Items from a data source
━━━━━━

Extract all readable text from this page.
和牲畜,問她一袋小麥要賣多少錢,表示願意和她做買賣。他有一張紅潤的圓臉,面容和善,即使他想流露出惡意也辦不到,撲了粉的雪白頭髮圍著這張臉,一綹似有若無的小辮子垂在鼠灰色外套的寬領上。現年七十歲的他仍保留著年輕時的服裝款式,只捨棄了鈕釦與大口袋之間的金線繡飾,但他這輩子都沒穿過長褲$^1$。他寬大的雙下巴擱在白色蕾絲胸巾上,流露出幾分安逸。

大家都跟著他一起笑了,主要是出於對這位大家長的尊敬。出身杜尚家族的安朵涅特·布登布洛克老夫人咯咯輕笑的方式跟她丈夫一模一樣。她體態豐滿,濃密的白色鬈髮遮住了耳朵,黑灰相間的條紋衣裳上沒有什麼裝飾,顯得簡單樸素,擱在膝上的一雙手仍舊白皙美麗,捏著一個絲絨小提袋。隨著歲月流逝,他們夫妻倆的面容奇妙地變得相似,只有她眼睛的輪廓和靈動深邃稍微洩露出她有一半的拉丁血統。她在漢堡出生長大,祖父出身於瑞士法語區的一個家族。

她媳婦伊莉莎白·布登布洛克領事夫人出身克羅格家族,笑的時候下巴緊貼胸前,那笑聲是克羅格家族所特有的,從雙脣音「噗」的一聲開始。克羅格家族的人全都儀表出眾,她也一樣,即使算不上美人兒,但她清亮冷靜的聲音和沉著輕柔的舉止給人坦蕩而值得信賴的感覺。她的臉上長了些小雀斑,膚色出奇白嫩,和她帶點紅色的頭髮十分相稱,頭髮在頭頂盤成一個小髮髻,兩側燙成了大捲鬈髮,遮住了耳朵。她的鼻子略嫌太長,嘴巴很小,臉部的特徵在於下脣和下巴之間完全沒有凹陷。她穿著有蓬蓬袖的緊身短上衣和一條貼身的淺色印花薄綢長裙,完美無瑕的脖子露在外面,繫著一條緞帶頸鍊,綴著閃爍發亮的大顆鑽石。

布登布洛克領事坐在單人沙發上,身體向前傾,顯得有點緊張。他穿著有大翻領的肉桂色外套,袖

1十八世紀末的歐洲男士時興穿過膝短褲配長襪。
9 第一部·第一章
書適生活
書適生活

━━━━━━

● TASK TO CARRY OUT
Restate the listing in full, word for word.

● WRITTEN ANSWER
Extract all readable text from this page.
和牲畜,問她一袋小麥要賣多少錢,表示願意和她做買賣。他有一張紅潤的圓臉,面容和善,即使他想流露出惡意也辦不到,撲了粉的雪白頭髮圍著這張臉,一綹似有若無的小辮子垂在鼠灰色外套的寬領上。現年七十歲的他仍保留著年輕時的服裝款式,只捨棄了鈕釦與大口袋之間的金線繡飾,但他這輩子都沒穿過長褲$^1$。他寬大的雙下巴擱在白色蕾絲胸巾上,流露出幾分安逸。

大家都跟著他一起笑了,主要是出於對這位大家長的尊敬。出身杜尚家族的安朵涅特·布登布洛克老夫人咯咯輕笑的方式跟她丈夫一模一樣。她體態豐滿,濃密的白色鬈髮遮住了耳朵,黑灰相間的條紋衣裳上沒有什麼裝飾,顯得簡單樸素,擱在膝上的一雙手仍舊白皙美麗,捏著一個絲絨小提袋。隨著歲月流逝,他們夫妻倆的面容奇妙地變得相似,只有她眼睛的輪廓和靈動深邃稍微洩露出她有一半的拉丁血統。她在漢堡出生長大,祖父出身於瑞士法語區的一個家族。

她媳婦伊莉莎白·布登布洛克領事夫人出身克羅格家族,笑的時候下巴緊貼胸前,那笑聲是克羅格家族所特有的,從雙脣音「噗」的一聲開始。克羅格家族的人全都儀表出眾,她也一樣,即使算不上美人兒,但她清亮冷靜的聲音和沉著輕柔的舉止給人坦蕩而值得信賴的感覺。她的臉上長了些小雀斑,膚色出奇白嫩,和她帶點紅色的頭髮十分相稱,頭髮在頭頂盤成一個小髮髻,兩側燙成了大捲鬈髮,遮住了耳朵。她的鼻子略嫌太長,嘴巴很小,臉部的特徵在於下脣和下巴之間完全沒有凹陷。她穿著有蓬蓬袖的緊身短上衣和一條貼身的淺色印花薄綢長裙,完美無瑕的脖子露在外面,繫著一條緞帶頸鍊,綴著閃爍發亮的大顆鑽石。

布登布洛克領事坐在單人沙發上,身體向前傾,顯得有點緊張。他穿著有大翻領的肉桂色外套,袖

1十八世紀末的歐洲男士時興穿過膝短褲配長襪。
9 第一部·第一章
書適生活
書適生活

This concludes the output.